**Set task**
Look through the material below for "server". Copy every line that contains it.

* start Entries supplied *

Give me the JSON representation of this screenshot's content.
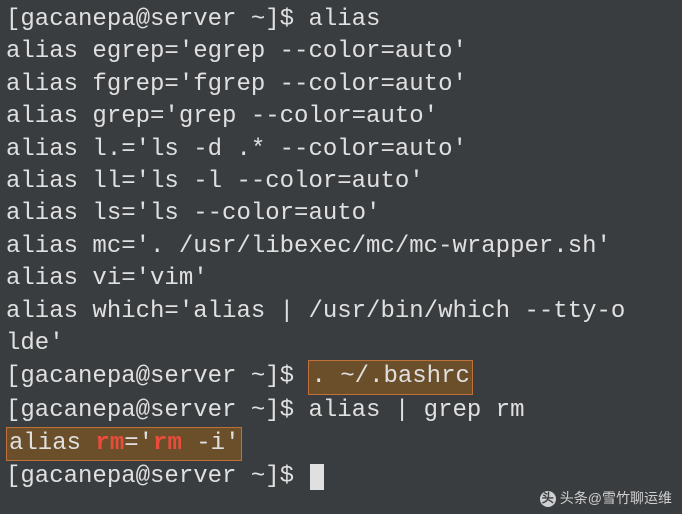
{
  "prompt1": "[gacanepa@server ~]$ alias",
  "aliases": [
    "alias egrep='egrep --color=auto'",
    "alias fgrep='fgrep --color=auto'",
    "alias grep='grep --color=auto'",
    "alias l.='ls -d .* --color=auto'",
    "alias ll='ls -l --color=auto'",
    "alias ls='ls --color=auto'",
    "alias mc='. /usr/libexec/mc/mc-wrapper.sh'",
    "alias vi='vim'",
    "alias which='alias | /usr/bin/which --tty-o",
    "lde'"
  ],
  "prompt2_pre": "[gacanepa@server ~]$ ",
  "prompt2_cmd": ". ~/.bashrc",
  "prompt3": "[gacanepa@server ~]$ alias | grep rm",
  "rm_alias": {
    "pre": "alias ",
    "rm1": "rm",
    "mid": "='",
    "rm2": "rm",
    "post": " -i'"
  },
  "prompt4": "[gacanepa@server ~]$ ",
  "watermark": "头条@雪竹聊运维"
}
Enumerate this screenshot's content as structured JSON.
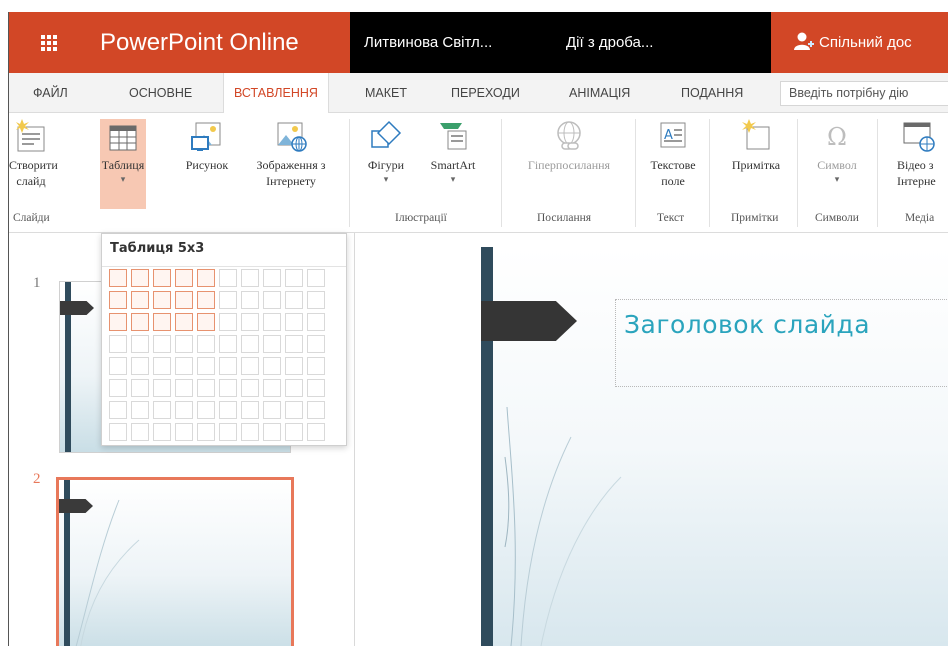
{
  "app": {
    "launcher_icon": "app-launcher-grid-icon",
    "brand": "PowerPoint Online",
    "owner": "Литвинова Світл...",
    "document": "Дії з дроба...",
    "share_label": "Спільний дос",
    "accent_color": "#d24726"
  },
  "tabs": {
    "file": "ФАЙЛ",
    "home": "ОСНОВНЕ",
    "insert": "ВСТАВЛЕННЯ",
    "layout": "МАКЕТ",
    "transitions": "ПЕРЕХОДИ",
    "animations": "АНІМАЦІЯ",
    "view": "ПОДАННЯ",
    "active": "ВСТАВЛЕННЯ",
    "search_text": "Введіть потрібну дію"
  },
  "ribbon": {
    "new_slide": "Створити слайд",
    "table": "Таблиця",
    "picture": "Рисунок",
    "online_pictures": "Зображення з Інтернету",
    "shapes": "Фігури",
    "smartart": "SmartArt",
    "hyperlink": "Гіперпосилання",
    "textbox": "Текстове поле",
    "comment": "Примітка",
    "symbol": "Символ",
    "video": "Відео з Інтерне",
    "groups": {
      "slides": "Слайди",
      "illustrations": "Ілюстрації",
      "links": "Посилання",
      "text": "Текст",
      "comments": "Примітки",
      "symbols": "Символи",
      "media": "Медіа"
    }
  },
  "table_picker": {
    "title": "Таблиця 5x3",
    "selected_columns": 5,
    "selected_rows": 3,
    "grid_columns": 10,
    "grid_rows": 8
  },
  "slides": {
    "items": [
      {
        "number": "1",
        "selected": false
      },
      {
        "number": "2",
        "selected": true
      }
    ],
    "selection_color": "#e8785a"
  },
  "main_slide": {
    "title_placeholder": "Заголовок слайда",
    "title_color": "#2aa4bd"
  }
}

* end Entries supplied *

**Task output**
  "prompt1": "[gacanepa@server ~]$ alias",
  "prompt2_pre": "[gacanepa@server ~]$ ",
  "prompt3": "[gacanepa@server ~]$ alias | grep rm",
  "prompt4": "[gacanepa@server ~]$ ",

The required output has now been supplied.